» **Do this**:
Switch "Date of Birth" to "Birth Date" everywhere it appears in the entries below, and write out all the lines again with nothing else changed.
*-*-*
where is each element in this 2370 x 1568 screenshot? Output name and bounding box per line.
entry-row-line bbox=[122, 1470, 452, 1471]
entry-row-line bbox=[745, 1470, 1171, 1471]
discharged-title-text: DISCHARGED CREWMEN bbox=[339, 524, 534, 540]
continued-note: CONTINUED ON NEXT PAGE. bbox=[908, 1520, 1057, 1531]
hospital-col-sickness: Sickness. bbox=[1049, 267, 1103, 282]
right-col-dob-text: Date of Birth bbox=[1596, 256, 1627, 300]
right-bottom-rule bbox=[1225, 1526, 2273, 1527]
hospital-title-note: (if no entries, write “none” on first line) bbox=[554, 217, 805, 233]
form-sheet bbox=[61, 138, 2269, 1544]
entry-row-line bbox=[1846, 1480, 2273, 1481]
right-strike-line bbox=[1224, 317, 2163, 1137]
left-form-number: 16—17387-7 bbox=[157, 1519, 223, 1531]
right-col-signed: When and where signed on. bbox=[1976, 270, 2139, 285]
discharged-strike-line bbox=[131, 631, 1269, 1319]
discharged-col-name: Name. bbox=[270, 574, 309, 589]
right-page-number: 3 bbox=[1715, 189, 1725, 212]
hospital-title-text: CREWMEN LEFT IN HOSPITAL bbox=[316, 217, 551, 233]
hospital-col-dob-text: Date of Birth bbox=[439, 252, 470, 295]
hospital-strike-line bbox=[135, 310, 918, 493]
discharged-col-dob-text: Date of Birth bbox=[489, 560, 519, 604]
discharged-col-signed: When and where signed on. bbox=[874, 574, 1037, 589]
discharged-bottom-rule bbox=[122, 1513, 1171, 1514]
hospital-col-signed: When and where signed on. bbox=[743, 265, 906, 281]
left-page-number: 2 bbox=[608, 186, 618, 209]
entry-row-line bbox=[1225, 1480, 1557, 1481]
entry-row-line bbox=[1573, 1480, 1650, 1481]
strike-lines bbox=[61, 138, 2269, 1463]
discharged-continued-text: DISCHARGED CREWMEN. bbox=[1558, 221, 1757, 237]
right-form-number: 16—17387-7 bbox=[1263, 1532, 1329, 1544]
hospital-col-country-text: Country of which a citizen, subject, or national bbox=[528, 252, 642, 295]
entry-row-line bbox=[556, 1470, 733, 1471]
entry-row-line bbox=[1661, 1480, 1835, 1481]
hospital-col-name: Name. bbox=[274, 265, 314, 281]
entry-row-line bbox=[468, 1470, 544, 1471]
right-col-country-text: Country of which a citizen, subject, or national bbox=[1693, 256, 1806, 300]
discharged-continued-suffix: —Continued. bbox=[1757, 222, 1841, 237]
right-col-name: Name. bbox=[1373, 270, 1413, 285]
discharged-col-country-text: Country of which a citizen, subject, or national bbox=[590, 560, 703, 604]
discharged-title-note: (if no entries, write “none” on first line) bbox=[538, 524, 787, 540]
*-*-*
» **Response**:
where is each element in this 2370 x 1568 screenshot? Output name and bounding box per line.
entry-row-line bbox=[122, 1470, 452, 1471]
entry-row-line bbox=[745, 1470, 1171, 1471]
discharged-title-text: DISCHARGED CREWMEN bbox=[339, 524, 534, 540]
continued-note: CONTINUED ON NEXT PAGE. bbox=[908, 1520, 1057, 1531]
hospital-col-sickness: Sickness. bbox=[1049, 267, 1103, 282]
right-col-dob-text: Birth Date bbox=[1596, 256, 1627, 300]
right-bottom-rule bbox=[1225, 1526, 2273, 1527]
hospital-title-note: (if no entries, write “none” on first line) bbox=[554, 217, 805, 233]
form-sheet bbox=[61, 138, 2269, 1544]
entry-row-line bbox=[1846, 1480, 2273, 1481]
right-strike-line bbox=[1224, 317, 2163, 1137]
left-form-number: 16—17387-7 bbox=[157, 1519, 223, 1531]
right-col-signed: When and where signed on. bbox=[1976, 270, 2139, 285]
discharged-strike-line bbox=[131, 631, 1269, 1319]
discharged-col-name: Name. bbox=[270, 574, 309, 589]
right-page-number: 3 bbox=[1715, 189, 1725, 212]
hospital-title-text: CREWMEN LEFT IN HOSPITAL bbox=[316, 217, 551, 233]
hospital-col-dob-text: Birth Date bbox=[439, 252, 470, 295]
hospital-strike-line bbox=[135, 310, 918, 493]
discharged-col-dob-text: Birth Date bbox=[489, 560, 519, 604]
discharged-col-signed: When and where signed on. bbox=[874, 574, 1037, 589]
discharged-bottom-rule bbox=[122, 1513, 1171, 1514]
hospital-col-signed: When and where signed on. bbox=[743, 265, 906, 281]
left-page-number: 2 bbox=[608, 186, 618, 209]
entry-row-line bbox=[1225, 1480, 1557, 1481]
entry-row-line bbox=[1573, 1480, 1650, 1481]
strike-lines bbox=[61, 138, 2269, 1463]
discharged-continued-text: DISCHARGED CREWMEN. bbox=[1558, 221, 1757, 237]
right-form-number: 16—17387-7 bbox=[1263, 1532, 1329, 1544]
hospital-col-country-text: Country of which a citizen, subject, or national bbox=[528, 252, 642, 295]
entry-row-line bbox=[556, 1470, 733, 1471]
entry-row-line bbox=[1661, 1480, 1835, 1481]
hospital-col-name: Name. bbox=[274, 265, 314, 281]
entry-row-line bbox=[468, 1470, 544, 1471]
right-col-country-text: Country of which a citizen, subject, or national bbox=[1693, 256, 1806, 300]
discharged-continued-suffix: —Continued. bbox=[1757, 222, 1841, 237]
right-col-name: Name. bbox=[1373, 270, 1413, 285]
discharged-col-country-text: Country of which a citizen, subject, or national bbox=[590, 560, 703, 604]
discharged-title-note: (if no entries, write “none” on first line) bbox=[538, 524, 787, 540]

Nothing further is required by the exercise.